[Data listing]
------------------------------------------------------------------------
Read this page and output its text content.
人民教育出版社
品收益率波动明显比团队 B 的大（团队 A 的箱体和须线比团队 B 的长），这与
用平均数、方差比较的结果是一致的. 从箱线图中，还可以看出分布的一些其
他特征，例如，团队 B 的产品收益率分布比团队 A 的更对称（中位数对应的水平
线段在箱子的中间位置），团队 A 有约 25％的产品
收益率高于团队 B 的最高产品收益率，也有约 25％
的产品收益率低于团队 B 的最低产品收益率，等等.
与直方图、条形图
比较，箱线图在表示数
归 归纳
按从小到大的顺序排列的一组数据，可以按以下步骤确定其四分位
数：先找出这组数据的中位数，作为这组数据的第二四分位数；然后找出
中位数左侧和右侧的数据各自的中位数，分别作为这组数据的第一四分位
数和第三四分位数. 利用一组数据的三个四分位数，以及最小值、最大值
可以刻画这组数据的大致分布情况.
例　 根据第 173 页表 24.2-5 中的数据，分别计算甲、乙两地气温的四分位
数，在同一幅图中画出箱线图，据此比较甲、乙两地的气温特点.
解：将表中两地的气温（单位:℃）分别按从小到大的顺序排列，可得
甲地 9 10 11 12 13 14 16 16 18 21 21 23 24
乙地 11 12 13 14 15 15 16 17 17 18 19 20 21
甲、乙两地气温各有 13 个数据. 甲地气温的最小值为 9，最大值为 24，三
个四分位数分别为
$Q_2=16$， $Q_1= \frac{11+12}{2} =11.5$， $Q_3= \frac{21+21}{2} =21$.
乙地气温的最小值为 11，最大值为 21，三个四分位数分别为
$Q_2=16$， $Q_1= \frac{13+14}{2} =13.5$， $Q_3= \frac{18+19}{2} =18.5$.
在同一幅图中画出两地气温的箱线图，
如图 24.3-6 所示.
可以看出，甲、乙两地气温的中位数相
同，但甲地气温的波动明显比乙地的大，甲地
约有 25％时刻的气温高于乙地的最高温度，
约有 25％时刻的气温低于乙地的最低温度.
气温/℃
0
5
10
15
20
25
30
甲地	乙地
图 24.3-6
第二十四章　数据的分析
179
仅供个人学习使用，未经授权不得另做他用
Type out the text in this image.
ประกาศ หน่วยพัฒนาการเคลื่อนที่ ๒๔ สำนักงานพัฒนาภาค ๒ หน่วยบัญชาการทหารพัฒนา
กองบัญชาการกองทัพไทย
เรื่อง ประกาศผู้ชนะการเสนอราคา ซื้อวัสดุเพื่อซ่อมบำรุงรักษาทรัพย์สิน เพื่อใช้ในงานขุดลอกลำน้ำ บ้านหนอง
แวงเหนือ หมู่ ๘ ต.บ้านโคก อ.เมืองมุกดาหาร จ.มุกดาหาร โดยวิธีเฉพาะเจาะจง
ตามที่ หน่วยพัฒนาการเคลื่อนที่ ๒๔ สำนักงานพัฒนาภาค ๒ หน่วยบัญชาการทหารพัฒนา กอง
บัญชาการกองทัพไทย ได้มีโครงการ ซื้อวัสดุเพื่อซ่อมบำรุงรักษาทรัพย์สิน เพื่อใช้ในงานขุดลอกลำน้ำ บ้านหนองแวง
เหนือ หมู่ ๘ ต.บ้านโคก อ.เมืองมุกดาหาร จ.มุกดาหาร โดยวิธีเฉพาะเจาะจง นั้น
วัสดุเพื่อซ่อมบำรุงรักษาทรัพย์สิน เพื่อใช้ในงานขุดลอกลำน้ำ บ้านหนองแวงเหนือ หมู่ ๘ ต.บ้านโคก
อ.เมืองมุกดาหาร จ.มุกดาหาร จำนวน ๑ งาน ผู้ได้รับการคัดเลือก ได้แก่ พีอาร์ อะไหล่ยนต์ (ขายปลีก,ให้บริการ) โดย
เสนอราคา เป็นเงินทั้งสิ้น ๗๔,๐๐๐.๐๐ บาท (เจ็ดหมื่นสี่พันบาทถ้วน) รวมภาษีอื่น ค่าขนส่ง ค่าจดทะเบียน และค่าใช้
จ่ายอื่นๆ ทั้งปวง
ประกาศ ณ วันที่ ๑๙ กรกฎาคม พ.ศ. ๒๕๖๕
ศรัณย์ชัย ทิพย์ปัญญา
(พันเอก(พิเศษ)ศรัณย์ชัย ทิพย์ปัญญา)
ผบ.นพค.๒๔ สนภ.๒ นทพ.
------------------------------------------------------------------------
◆ TO DO ◆
Output each entry precisely as given.

◆ PROBLEM SOLUTION ◆
Read this page and output its text content.
人民教育出版社
品收益率波动明显比团队 B 的大（团队 A 的箱体和须线比团队 B 的长），这与
用平均数、方差比较的结果是一致的. 从箱线图中，还可以看出分布的一些其
他特征，例如，团队 B 的产品收益率分布比团队 A 的更对称（中位数对应的水平
线段在箱子的中间位置），团队 A 有约 25％的产品
收益率高于团队 B 的最高产品收益率，也有约 25％
的产品收益率低于团队 B 的最低产品收益率，等等.
与直方图、条形图
比较，箱线图在表示数
归 归纳
按从小到大的顺序排列的一组数据，可以按以下步骤确定其四分位
数：先找出这组数据的中位数，作为这组数据的第二四分位数；然后找出
中位数左侧和右侧的数据各自的中位数，分别作为这组数据的第一四分位
数和第三四分位数. 利用一组数据的三个四分位数，以及最小值、最大值
可以刻画这组数据的大致分布情况.
例　 根据第 173 页表 24.2-5 中的数据，分别计算甲、乙两地气温的四分位
数，在同一幅图中画出箱线图，据此比较甲、乙两地的气温特点.
解：将表中两地的气温（单位:℃）分别按从小到大的顺序排列，可得
甲地 9 10 11 12 13 14 16 16 18 21 21 23 24
乙地 11 12 13 14 15 15 16 17 17 18 19 20 21
甲、乙两地气温各有 13 个数据. 甲地气温的最小值为 9，最大值为 24，三
个四分位数分别为
$Q_2=16$， $Q_1= \frac{11+12}{2} =11.5$， $Q_3= \frac{21+21}{2} =21$.
乙地气温的最小值为 11，最大值为 21，三个四分位数分别为
$Q_2=16$， $Q_1= \frac{13+14}{2} =13.5$， $Q_3= \frac{18+19}{2} =18.5$.
在同一幅图中画出两地气温的箱线图，
如图 24.3-6 所示.
可以看出，甲、乙两地气温的中位数相
同，但甲地气温的波动明显比乙地的大，甲地
约有 25％时刻的气温高于乙地的最高温度，
约有 25％时刻的气温低于乙地的最低温度.
气温/℃
0
5
10
15
20
25
30
甲地	乙地
图 24.3-6
第二十四章　数据的分析
179
仅供个人学习使用，未经授权不得另做他用
Type out the text in this image.
ประกาศ หน่วยพัฒนาการเคลื่อนที่ ๒๔ สำนักงานพัฒนาภาค ๒ หน่วยบัญชาการทหารพัฒนา
กองบัญชาการกองทัพไทย
เรื่อง ประกาศผู้ชนะการเสนอราคา ซื้อวัสดุเพื่อซ่อมบำรุงรักษาทรัพย์สิน เพื่อใช้ในงานขุดลอกลำน้ำ บ้านหนอง
แวงเหนือ หมู่ ๘ ต.บ้านโคก อ.เมืองมุกดาหาร จ.มุกดาหาร โดยวิธีเฉพาะเจาะจง
ตามที่ หน่วยพัฒนาการเคลื่อนที่ ๒๔ สำนักงานพัฒนาภาค ๒ หน่วยบัญชาการทหารพัฒนา กอง
บัญชาการกองทัพไทย ได้มีโครงการ ซื้อวัสดุเพื่อซ่อมบำรุงรักษาทรัพย์สิน เพื่อใช้ในงานขุดลอกลำน้ำ บ้านหนองแวง
เหนือ หมู่ ๘ ต.บ้านโคก อ.เมืองมุกดาหาร จ.มุกดาหาร โดยวิธีเฉพาะเจาะจง นั้น
วัสดุเพื่อซ่อมบำรุงรักษาทรัพย์สิน เพื่อใช้ในงานขุดลอกลำน้ำ บ้านหนองแวงเหนือ หมู่ ๘ ต.บ้านโคก
อ.เมืองมุกดาหาร จ.มุกดาหาร จำนวน ๑ งาน ผู้ได้รับการคัดเลือก ได้แก่ พีอาร์ อะไหล่ยนต์ (ขายปลีก,ให้บริการ) โดย
เสนอราคา เป็นเงินทั้งสิ้น ๗๔,๐๐๐.๐๐ บาท (เจ็ดหมื่นสี่พันบาทถ้วน) รวมภาษีอื่น ค่าขนส่ง ค่าจดทะเบียน และค่าใช้
จ่ายอื่นๆ ทั้งปวง
ประกาศ ณ วันที่ ๑๙ กรกฎาคม พ.ศ. ๒๕๖๕
ศรัณย์ชัย ทิพย์ปัญญา
(พันเอก(พิเศษ)ศรัณย์ชัย ทิพย์ปัญญา)
ผบ.นพค.๒๔ สนภ.๒ นทพ.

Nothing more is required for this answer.